§ **Exercise instructions**
For this exercise, copy out each line of the material below that includes "土木工程".

'''

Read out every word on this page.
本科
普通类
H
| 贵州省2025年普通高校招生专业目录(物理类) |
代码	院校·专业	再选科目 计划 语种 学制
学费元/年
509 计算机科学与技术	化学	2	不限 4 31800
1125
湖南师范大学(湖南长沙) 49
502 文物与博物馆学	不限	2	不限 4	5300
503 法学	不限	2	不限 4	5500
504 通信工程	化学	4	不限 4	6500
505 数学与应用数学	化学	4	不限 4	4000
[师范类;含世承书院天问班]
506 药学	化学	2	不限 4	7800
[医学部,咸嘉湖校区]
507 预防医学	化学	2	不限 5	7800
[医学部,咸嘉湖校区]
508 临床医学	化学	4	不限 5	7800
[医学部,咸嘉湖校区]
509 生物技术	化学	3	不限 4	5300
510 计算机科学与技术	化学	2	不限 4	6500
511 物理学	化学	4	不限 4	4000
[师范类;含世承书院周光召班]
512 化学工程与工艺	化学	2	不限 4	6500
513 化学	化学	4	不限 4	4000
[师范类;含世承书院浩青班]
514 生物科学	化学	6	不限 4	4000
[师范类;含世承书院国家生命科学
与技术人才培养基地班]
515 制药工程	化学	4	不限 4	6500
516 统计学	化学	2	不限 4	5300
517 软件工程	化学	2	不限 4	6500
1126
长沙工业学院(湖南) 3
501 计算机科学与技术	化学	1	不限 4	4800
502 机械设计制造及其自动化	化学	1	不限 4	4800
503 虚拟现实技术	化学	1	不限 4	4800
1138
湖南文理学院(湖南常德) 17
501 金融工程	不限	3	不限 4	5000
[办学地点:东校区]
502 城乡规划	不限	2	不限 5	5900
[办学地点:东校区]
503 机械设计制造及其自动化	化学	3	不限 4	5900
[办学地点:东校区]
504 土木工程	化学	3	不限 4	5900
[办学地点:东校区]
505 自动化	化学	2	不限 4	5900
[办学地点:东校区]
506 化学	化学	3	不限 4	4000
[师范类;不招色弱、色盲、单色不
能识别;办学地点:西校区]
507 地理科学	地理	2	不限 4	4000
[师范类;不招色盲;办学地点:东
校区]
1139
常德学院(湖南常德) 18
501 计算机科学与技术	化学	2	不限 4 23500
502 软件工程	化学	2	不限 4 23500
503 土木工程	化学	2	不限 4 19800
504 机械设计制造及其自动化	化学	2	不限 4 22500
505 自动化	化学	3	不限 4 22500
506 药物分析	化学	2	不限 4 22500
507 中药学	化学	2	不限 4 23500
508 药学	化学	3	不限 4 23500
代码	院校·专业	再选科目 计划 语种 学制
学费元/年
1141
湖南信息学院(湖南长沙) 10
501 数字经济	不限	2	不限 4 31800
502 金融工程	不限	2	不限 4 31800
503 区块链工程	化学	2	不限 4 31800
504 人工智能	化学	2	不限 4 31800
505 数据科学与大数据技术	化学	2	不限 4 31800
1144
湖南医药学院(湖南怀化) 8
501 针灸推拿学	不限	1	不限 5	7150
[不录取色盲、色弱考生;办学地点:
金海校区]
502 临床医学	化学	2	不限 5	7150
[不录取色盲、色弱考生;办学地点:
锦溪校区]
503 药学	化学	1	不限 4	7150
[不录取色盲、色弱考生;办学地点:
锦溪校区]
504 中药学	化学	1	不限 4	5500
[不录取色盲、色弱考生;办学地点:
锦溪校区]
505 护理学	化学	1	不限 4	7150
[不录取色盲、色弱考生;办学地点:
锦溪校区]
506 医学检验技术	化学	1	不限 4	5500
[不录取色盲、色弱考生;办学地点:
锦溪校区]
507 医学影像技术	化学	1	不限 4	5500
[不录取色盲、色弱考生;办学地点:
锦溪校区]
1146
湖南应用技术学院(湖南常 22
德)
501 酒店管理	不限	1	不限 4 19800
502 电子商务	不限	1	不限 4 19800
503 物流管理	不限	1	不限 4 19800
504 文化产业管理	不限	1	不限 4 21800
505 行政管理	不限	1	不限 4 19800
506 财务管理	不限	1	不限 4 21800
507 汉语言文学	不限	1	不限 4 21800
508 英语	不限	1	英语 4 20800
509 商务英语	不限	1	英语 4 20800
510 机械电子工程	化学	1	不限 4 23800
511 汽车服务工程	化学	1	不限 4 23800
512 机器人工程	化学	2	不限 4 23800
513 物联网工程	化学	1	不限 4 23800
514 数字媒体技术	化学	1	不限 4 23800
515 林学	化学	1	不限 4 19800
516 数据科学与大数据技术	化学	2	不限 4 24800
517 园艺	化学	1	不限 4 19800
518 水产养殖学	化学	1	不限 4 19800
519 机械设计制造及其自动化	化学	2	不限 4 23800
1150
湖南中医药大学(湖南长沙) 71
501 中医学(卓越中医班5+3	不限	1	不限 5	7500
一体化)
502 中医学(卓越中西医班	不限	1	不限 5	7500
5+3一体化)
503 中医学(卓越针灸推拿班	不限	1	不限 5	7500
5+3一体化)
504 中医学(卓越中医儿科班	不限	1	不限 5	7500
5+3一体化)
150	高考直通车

'''

§ **The answer**
504 土木工程	化学	3	不限 4	5900
503 土木工程	化学	2	不限 4 19800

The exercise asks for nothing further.